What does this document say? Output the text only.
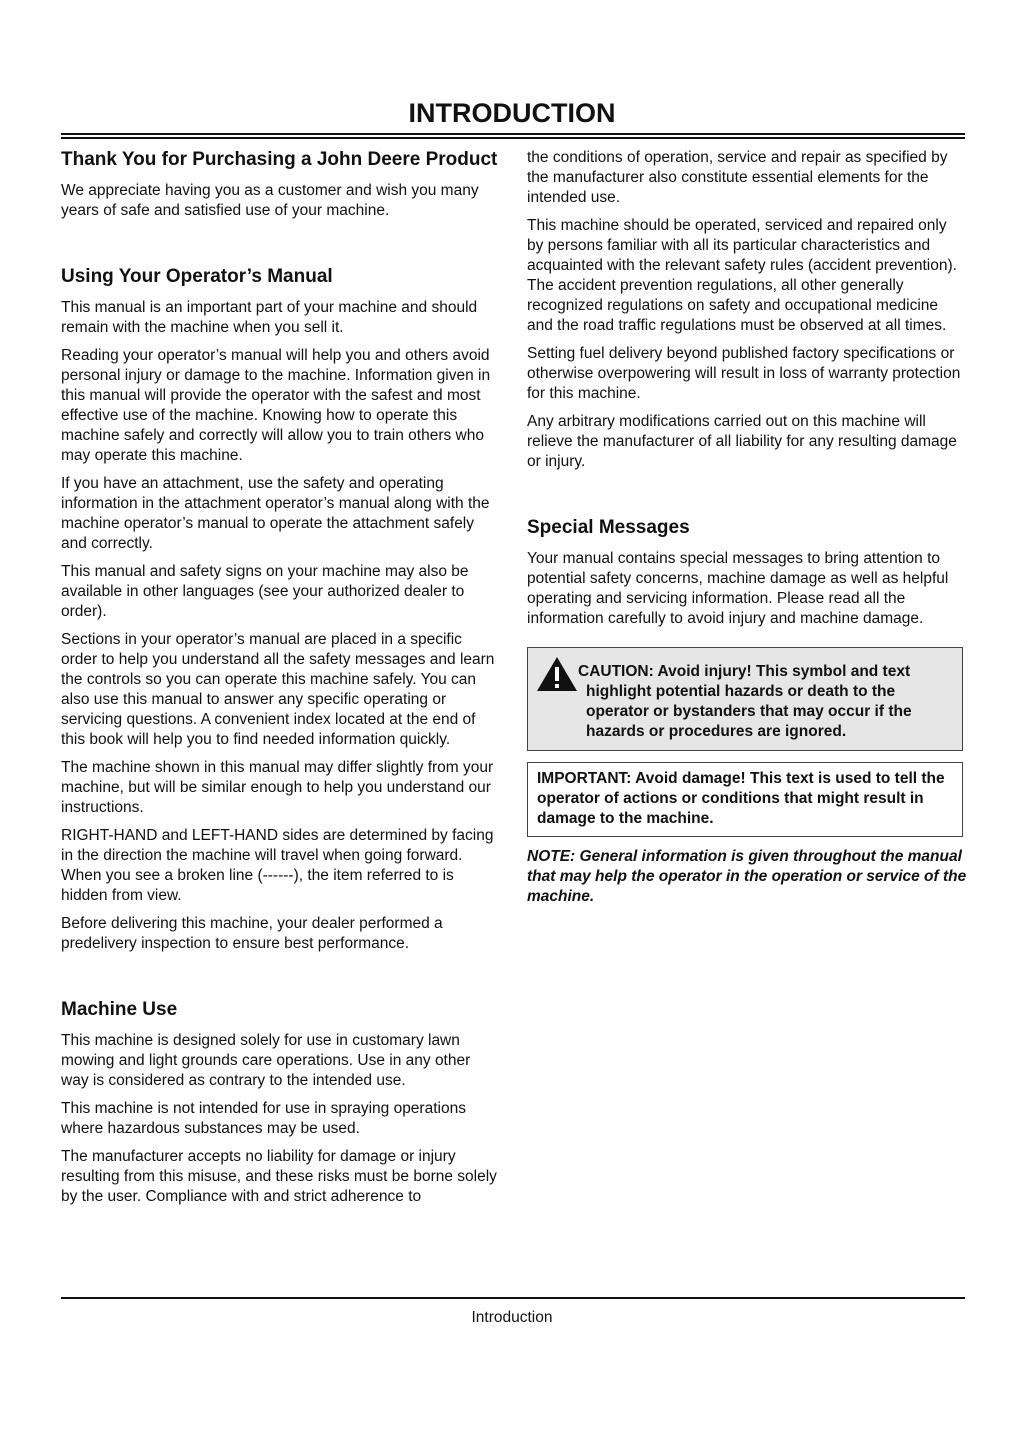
INTRODUCTION
Thank You for Purchasing a John Deere Product

We appreciate having you as a customer and wish you many years of safe and satisfied use of your machine.

Using Your Operator’s Manual

This manual is an important part of your machine and should remain with the machine when you sell it.

Reading your operator’s manual will help you and others avoid personal injury or damage to the machine. Information given in this manual will provide the operator with the safest and most effective use of the machine. Knowing how to operate this machine safely and correctly will allow you to train others who may operate this machine.

If you have an attachment, use the safety and operating information in the attachment operator’s manual along with the machine operator’s manual to operate the attachment safely and correctly.

This manual and safety signs on your machine may also be available in other languages (see your authorized dealer to order).

Sections in your operator’s manual are placed in a specific order to help you understand all the safety messages and learn the controls so you can operate this machine safely. You can also use this manual to answer any specific operating or servicing questions. A convenient index located at the end of this book will help you to find needed information quickly.

The machine shown in this manual may differ slightly from your machine, but will be similar enough to help you understand our instructions.

RIGHT-HAND and LEFT-HAND sides are determined by facing in the direction the machine will travel when going forward. When you see a broken line (------), the item referred to is hidden from view.

Before delivering this machine, your dealer performed a predelivery inspection to ensure best performance.

Machine Use

This machine is designed solely for use in customary lawn mowing and light grounds care operations. Use in any other way is considered as contrary to the intended use.

This machine is not intended for use in spraying operations where hazardous substances may be used.

The manufacturer accepts no liability for damage or injury resulting from this misuse, and these risks must be borne solely by the user. Compliance with and strict adherence to

the conditions of operation, service and repair as specified by the manufacturer also constitute essential elements for the intended use.

This machine should be operated, serviced and repaired only by persons familiar with all its particular characteristics and acquainted with the relevant safety rules (accident prevention). The accident prevention regulations, all other generally recognized regulations on safety and occupational medicine and the road traffic regulations must be observed at all times.

Setting fuel delivery beyond published factory specifications or otherwise overpowering will result in loss of warranty protection for this machine.

Any arbitrary modifications carried out on this machine will relieve the manufacturer of all liability for any resulting damage or injury.

Special Messages

Your manual contains special messages to bring attention to potential safety concerns, machine damage as well as helpful operating and servicing information. Please read all the information carefully to avoid injury and machine damage.

CAUTION: Avoid injury! This symbol and text
highlight potential hazards or death to the operator or bystanders that may occur if the hazards or procedures are ignored.

IMPORTANT: Avoid damage! This text is used to tell the operator of actions or conditions that might result in damage to the machine.

NOTE: General information is given throughout the manual that may help the operator in the operation or service of the machine.

Introduction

——————

Go through the listing above and pull out each line containing the word "understand".

Sections in your operator’s manual are placed in a specific order to help you understand all the safety messages and learn the controls so you can operate this machine safely. You can also use this manual to answer any specific operating or servicing questions. A convenient index located at the end of this book will help you to find needed information quickly.
The machine shown in this manual may differ slightly from your machine, but will be similar enough to help you understand our instructions.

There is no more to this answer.